Exercise data:
────────

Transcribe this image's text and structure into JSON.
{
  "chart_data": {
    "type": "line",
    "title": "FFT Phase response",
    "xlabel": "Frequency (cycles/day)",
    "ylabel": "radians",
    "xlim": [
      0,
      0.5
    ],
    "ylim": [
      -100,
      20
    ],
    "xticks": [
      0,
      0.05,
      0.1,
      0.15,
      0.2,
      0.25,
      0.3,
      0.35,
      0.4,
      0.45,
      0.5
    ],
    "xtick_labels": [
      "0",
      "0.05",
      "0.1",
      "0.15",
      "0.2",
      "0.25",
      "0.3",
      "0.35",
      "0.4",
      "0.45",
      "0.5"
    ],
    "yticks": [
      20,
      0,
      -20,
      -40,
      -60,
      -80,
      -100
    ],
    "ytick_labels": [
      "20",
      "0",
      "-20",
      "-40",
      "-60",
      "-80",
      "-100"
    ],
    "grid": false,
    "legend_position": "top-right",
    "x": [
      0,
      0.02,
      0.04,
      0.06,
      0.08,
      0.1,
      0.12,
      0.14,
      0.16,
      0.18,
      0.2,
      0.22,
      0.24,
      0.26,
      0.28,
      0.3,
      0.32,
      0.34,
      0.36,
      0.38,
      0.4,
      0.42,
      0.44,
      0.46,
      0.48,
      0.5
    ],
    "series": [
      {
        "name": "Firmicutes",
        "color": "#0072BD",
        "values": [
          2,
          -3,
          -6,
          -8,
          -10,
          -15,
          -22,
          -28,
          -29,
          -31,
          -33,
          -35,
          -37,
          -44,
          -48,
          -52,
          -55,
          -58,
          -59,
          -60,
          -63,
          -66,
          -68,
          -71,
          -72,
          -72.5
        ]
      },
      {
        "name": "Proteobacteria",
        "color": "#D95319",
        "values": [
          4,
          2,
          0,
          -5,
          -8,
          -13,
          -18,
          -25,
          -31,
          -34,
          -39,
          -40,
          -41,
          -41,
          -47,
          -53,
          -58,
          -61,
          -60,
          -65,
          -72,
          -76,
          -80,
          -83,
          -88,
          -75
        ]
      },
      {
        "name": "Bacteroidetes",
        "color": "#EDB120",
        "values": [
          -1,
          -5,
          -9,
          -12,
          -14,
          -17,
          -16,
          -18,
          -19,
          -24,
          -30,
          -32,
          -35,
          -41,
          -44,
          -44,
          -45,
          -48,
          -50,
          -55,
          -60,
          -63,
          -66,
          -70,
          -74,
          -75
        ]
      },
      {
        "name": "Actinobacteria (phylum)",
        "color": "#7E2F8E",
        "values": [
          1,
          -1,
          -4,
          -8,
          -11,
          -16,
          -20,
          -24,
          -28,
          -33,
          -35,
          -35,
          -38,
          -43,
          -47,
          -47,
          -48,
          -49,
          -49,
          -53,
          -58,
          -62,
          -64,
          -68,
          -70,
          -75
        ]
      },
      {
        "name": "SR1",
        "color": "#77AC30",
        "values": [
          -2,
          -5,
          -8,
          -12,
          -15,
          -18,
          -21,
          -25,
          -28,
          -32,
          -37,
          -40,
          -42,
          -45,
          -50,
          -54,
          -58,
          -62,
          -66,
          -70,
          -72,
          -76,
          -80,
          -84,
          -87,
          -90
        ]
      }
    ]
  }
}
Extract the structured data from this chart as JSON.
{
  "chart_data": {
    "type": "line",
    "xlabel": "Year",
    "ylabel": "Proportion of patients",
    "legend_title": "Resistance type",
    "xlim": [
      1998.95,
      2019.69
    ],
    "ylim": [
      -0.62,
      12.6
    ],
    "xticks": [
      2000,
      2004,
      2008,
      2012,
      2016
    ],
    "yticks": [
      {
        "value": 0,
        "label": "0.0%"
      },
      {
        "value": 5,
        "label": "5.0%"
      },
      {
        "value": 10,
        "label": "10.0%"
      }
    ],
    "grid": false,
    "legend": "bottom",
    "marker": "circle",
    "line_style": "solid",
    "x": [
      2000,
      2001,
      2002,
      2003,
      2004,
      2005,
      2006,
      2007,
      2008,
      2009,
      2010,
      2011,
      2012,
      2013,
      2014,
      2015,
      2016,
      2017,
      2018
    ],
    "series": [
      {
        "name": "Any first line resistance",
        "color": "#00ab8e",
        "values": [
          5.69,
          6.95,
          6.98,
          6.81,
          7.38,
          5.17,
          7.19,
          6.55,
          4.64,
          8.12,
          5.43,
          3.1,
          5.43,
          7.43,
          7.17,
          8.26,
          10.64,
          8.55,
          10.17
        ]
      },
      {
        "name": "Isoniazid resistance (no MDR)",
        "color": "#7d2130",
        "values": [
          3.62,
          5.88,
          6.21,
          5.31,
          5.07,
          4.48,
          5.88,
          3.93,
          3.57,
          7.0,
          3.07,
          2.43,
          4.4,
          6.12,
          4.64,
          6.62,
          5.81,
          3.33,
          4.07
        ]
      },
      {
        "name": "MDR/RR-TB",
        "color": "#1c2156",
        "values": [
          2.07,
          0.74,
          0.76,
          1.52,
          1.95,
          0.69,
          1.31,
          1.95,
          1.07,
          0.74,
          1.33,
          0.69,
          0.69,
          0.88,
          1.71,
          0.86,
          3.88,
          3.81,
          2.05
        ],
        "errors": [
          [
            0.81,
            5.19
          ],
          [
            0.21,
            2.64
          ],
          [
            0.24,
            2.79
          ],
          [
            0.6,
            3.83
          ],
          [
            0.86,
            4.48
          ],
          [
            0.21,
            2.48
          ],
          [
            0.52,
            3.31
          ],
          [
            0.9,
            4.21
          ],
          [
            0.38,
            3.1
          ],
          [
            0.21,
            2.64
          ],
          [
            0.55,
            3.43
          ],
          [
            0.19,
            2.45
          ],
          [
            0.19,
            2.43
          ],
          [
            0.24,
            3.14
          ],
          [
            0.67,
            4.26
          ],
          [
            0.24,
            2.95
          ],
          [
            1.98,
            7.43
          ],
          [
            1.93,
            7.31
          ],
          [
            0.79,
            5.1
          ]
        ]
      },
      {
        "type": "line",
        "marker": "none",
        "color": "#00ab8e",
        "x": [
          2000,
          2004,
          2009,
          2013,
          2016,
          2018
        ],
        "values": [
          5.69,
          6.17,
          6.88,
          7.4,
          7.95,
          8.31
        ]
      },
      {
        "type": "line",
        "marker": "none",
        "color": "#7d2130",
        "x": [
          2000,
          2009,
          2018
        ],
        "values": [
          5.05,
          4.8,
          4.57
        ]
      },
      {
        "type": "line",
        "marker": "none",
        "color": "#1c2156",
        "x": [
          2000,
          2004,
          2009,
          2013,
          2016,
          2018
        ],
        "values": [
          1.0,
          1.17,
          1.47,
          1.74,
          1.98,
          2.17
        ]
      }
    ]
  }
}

────────

I would like the records restated exactly, with every line intact.

Problem solution:
Transcribe this image's text and structure into JSON.
{
  "chart_data": {
    "type": "line",
    "title": "FFT Phase response",
    "xlabel": "Frequency (cycles/day)",
    "ylabel": "radians",
    "xlim": [
      0,
      0.5
    ],
    "ylim": [
      -100,
      20
    ],
    "xticks": [
      0,
      0.05,
      0.1,
      0.15,
      0.2,
      0.25,
      0.3,
      0.35,
      0.4,
      0.45,
      0.5
    ],
    "xtick_labels": [
      "0",
      "0.05",
      "0.1",
      "0.15",
      "0.2",
      "0.25",
      "0.3",
      "0.35",
      "0.4",
      "0.45",
      "0.5"
    ],
    "yticks": [
      20,
      0,
      -20,
      -40,
      -60,
      -80,
      -100
    ],
    "ytick_labels": [
      "20",
      "0",
      "-20",
      "-40",
      "-60",
      "-80",
      "-100"
    ],
    "grid": false,
    "legend_position": "top-right",
    "x": [
      0,
      0.02,
      0.04,
      0.06,
      0.08,
      0.1,
      0.12,
      0.14,
      0.16,
      0.18,
      0.2,
      0.22,
      0.24,
      0.26,
      0.28,
      0.3,
      0.32,
      0.34,
      0.36,
      0.38,
      0.4,
      0.42,
      0.44,
      0.46,
      0.48,
      0.5
    ],
    "series": [
      {
        "name": "Firmicutes",
        "color": "#0072BD",
        "values": [
          2,
          -3,
          -6,
          -8,
          -10,
          -15,
          -22,
          -28,
          -29,
          -31,
          -33,
          -35,
          -37,
          -44,
          -48,
          -52,
          -55,
          -58,
          -59,
          -60,
          -63,
          -66,
          -68,
          -71,
          -72,
          -72.5
        ]
      },
      {
        "name": "Proteobacteria",
        "color": "#D95319",
        "values": [
          4,
          2,
          0,
          -5,
          -8,
          -13,
          -18,
          -25,
          -31,
          -34,
          -39,
          -40,
          -41,
          -41,
          -47,
          -53,
          -58,
          -61,
          -60,
          -65,
          -72,
          -76,
          -80,
          -83,
          -88,
          -75
        ]
      },
      {
        "name": "Bacteroidetes",
        "color": "#EDB120",
        "values": [
          -1,
          -5,
          -9,
          -12,
          -14,
          -17,
          -16,
          -18,
          -19,
          -24,
          -30,
          -32,
          -35,
          -41,
          -44,
          -44,
          -45,
          -48,
          -50,
          -55,
          -60,
          -63,
          -66,
          -70,
          -74,
          -75
        ]
      },
      {
        "name": "Actinobacteria (phylum)",
        "color": "#7E2F8E",
        "values": [
          1,
          -1,
          -4,
          -8,
          -11,
          -16,
          -20,
          -24,
          -28,
          -33,
          -35,
          -35,
          -38,
          -43,
          -47,
          -47,
          -48,
          -49,
          -49,
          -53,
          -58,
          -62,
          -64,
          -68,
          -70,
          -75
        ]
      },
      {
        "name": "SR1",
        "color": "#77AC30",
        "values": [
          -2,
          -5,
          -8,
          -12,
          -15,
          -18,
          -21,
          -25,
          -28,
          -32,
          -37,
          -40,
          -42,
          -45,
          -50,
          -54,
          -58,
          -62,
          -66,
          -70,
          -72,
          -76,
          -80,
          -84,
          -87,
          -90
        ]
      }
    ]
  }
}
Extract the structured data from this chart as JSON.
{
  "chart_data": {
    "type": "line",
    "xlabel": "Year",
    "ylabel": "Proportion of patients",
    "legend_title": "Resistance type",
    "xlim": [
      1998.95,
      2019.69
    ],
    "ylim": [
      -0.62,
      12.6
    ],
    "xticks": [
      2000,
      2004,
      2008,
      2012,
      2016
    ],
    "yticks": [
      {
        "value": 0,
        "label": "0.0%"
      },
      {
        "value": 5,
        "label": "5.0%"
      },
      {
        "value": 10,
        "label": "10.0%"
      }
    ],
    "grid": false,
    "legend": "bottom",
    "marker": "circle",
    "line_style": "solid",
    "x": [
      2000,
      2001,
      2002,
      2003,
      2004,
      2005,
      2006,
      2007,
      2008,
      2009,
      2010,
      2011,
      2012,
      2013,
      2014,
      2015,
      2016,
      2017,
      2018
    ],
    "series": [
      {
        "name": "Any first line resistance",
        "color": "#00ab8e",
        "values": [
          5.69,
          6.95,
          6.98,
          6.81,
          7.38,
          5.17,
          7.19,
          6.55,
          4.64,
          8.12,
          5.43,
          3.1,
          5.43,
          7.43,
          7.17,
          8.26,
          10.64,
          8.55,
          10.17
        ]
      },
      {
        "name": "Isoniazid resistance (no MDR)",
        "color": "#7d2130",
        "values": [
          3.62,
          5.88,
          6.21,
          5.31,
          5.07,
          4.48,
          5.88,
          3.93,
          3.57,
          7.0,
          3.07,
          2.43,
          4.4,
          6.12,
          4.64,
          6.62,
          5.81,
          3.33,
          4.07
        ]
      },
      {
        "name": "MDR/RR-TB",
        "color": "#1c2156",
        "values": [
          2.07,
          0.74,
          0.76,
          1.52,
          1.95,
          0.69,
          1.31,
          1.95,
          1.07,
          0.74,
          1.33,
          0.69,
          0.69,
          0.88,
          1.71,
          0.86,
          3.88,
          3.81,
          2.05
        ],
        "errors": [
          [
            0.81,
            5.19
          ],
          [
            0.21,
            2.64
          ],
          [
            0.24,
            2.79
          ],
          [
            0.6,
            3.83
          ],
          [
            0.86,
            4.48
          ],
          [
            0.21,
            2.48
          ],
          [
            0.52,
            3.31
          ],
          [
            0.9,
            4.21
          ],
          [
            0.38,
            3.1
          ],
          [
            0.21,
            2.64
          ],
          [
            0.55,
            3.43
          ],
          [
            0.19,
            2.45
          ],
          [
            0.19,
            2.43
          ],
          [
            0.24,
            3.14
          ],
          [
            0.67,
            4.26
          ],
          [
            0.24,
            2.95
          ],
          [
            1.98,
            7.43
          ],
          [
            1.93,
            7.31
          ],
          [
            0.79,
            5.1
          ]
        ]
      },
      {
        "type": "line",
        "marker": "none",
        "color": "#00ab8e",
        "x": [
          2000,
          2004,
          2009,
          2013,
          2016,
          2018
        ],
        "values": [
          5.69,
          6.17,
          6.88,
          7.4,
          7.95,
          8.31
        ]
      },
      {
        "type": "line",
        "marker": "none",
        "color": "#7d2130",
        "x": [
          2000,
          2009,
          2018
        ],
        "values": [
          5.05,
          4.8,
          4.57
        ]
      },
      {
        "type": "line",
        "marker": "none",
        "color": "#1c2156",
        "x": [
          2000,
          2004,
          2009,
          2013,
          2016,
          2018
        ],
        "values": [
          1.0,
          1.17,
          1.47,
          1.74,
          1.98,
          2.17
        ]
      }
    ]
  }
}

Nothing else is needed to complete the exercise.